(Data entries)
*-*-*

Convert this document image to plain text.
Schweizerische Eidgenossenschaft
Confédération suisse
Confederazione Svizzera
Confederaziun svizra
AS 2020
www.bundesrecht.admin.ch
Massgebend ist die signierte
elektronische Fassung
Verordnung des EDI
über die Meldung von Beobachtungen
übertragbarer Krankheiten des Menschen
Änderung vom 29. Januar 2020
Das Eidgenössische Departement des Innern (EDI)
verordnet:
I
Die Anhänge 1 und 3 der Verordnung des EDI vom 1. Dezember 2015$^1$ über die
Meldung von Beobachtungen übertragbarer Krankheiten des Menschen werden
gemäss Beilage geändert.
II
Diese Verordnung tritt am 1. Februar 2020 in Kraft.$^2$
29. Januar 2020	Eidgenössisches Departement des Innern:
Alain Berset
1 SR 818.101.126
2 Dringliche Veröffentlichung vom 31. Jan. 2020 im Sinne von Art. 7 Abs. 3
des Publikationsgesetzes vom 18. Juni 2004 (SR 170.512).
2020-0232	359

*-*-*

▶ [Work instructions]
Find all lines holding the string "Menschen" and copy them.

▶ [Exercise solution]
übertragbarer Krankheiten des Menschen
Meldung von Beobachtungen übertragbarer Krankheiten des Menschen werden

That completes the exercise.